# Data rows
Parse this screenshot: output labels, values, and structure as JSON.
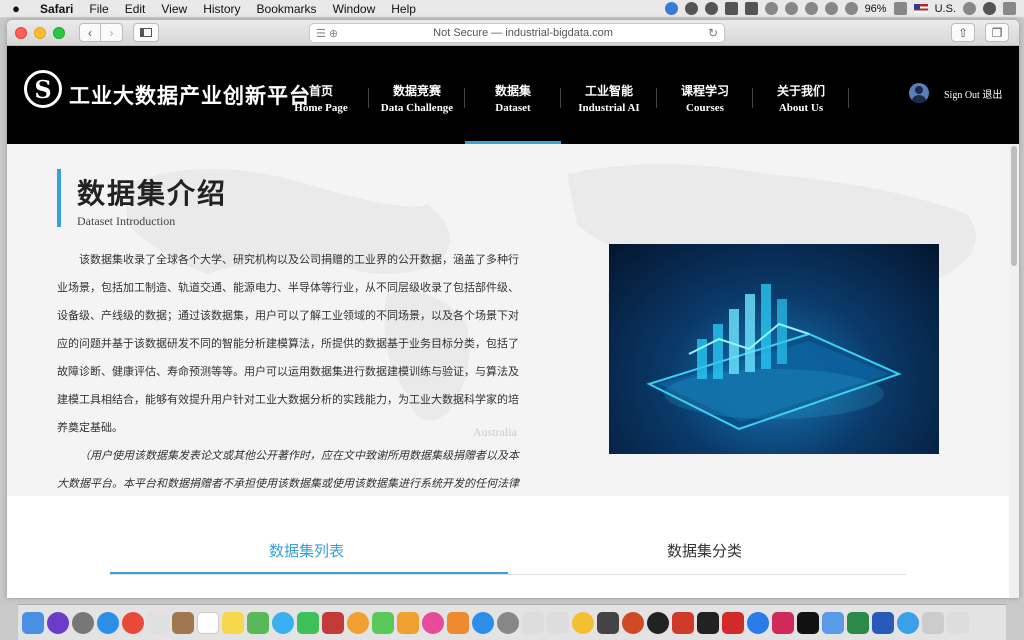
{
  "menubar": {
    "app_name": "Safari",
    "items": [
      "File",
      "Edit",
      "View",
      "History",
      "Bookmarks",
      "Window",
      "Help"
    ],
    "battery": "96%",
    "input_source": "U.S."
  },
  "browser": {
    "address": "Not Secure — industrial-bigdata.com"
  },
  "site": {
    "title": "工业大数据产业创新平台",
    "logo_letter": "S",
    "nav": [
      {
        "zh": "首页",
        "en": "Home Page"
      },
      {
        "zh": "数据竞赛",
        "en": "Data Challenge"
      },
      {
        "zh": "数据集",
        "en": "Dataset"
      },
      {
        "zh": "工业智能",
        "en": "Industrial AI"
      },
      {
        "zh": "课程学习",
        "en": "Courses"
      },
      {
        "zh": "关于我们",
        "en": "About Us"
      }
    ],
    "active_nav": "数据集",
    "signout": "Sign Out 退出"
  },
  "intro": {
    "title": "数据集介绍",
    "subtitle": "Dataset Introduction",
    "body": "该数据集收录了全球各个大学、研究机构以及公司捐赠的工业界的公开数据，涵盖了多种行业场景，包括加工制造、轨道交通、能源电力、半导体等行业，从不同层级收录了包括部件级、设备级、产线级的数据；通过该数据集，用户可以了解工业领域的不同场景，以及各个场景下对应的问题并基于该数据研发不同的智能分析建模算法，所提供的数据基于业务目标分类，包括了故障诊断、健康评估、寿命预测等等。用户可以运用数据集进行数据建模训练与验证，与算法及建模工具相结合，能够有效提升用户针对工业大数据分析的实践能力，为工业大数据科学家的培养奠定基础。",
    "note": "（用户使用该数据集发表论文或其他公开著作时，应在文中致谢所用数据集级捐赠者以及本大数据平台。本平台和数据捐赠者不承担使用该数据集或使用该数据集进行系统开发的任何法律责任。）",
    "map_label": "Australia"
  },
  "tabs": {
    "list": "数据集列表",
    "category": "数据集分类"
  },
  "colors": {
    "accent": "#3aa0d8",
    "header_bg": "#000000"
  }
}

# The task
All of the material above is to be copied exactly, except for its images.

# Solved exercise
Parse this screenshot: output labels, values, and structure as JSON.
{
  "menubar": {
    "app_name": "Safari",
    "items": [
      "File",
      "Edit",
      "View",
      "History",
      "Bookmarks",
      "Window",
      "Help"
    ],
    "battery": "96%",
    "input_source": "U.S."
  },
  "browser": {
    "address": "Not Secure — industrial-bigdata.com"
  },
  "site": {
    "title": "工业大数据产业创新平台",
    "logo_letter": "S",
    "nav": [
      {
        "zh": "首页",
        "en": "Home Page"
      },
      {
        "zh": "数据竞赛",
        "en": "Data Challenge"
      },
      {
        "zh": "数据集",
        "en": "Dataset"
      },
      {
        "zh": "工业智能",
        "en": "Industrial AI"
      },
      {
        "zh": "课程学习",
        "en": "Courses"
      },
      {
        "zh": "关于我们",
        "en": "About Us"
      }
    ],
    "active_nav": "数据集",
    "signout": "Sign Out 退出"
  },
  "intro": {
    "title": "数据集介绍",
    "subtitle": "Dataset Introduction",
    "body": "该数据集收录了全球各个大学、研究机构以及公司捐赠的工业界的公开数据，涵盖了多种行业场景，包括加工制造、轨道交通、能源电力、半导体等行业，从不同层级收录了包括部件级、设备级、产线级的数据；通过该数据集，用户可以了解工业领域的不同场景，以及各个场景下对应的问题并基于该数据研发不同的智能分析建模算法，所提供的数据基于业务目标分类，包括了故障诊断、健康评估、寿命预测等等。用户可以运用数据集进行数据建模训练与验证，与算法及建模工具相结合，能够有效提升用户针对工业大数据分析的实践能力，为工业大数据科学家的培养奠定基础。",
    "note": "（用户使用该数据集发表论文或其他公开著作时，应在文中致谢所用数据集级捐赠者以及本大数据平台。本平台和数据捐赠者不承担使用该数据集或使用该数据集进行系统开发的任何法律责任。）",
    "map_label": "Australia"
  },
  "tabs": {
    "list": "数据集列表",
    "category": "数据集分类"
  },
  "colors": {
    "accent": "#3aa0d8",
    "header_bg": "#000000"
  }
}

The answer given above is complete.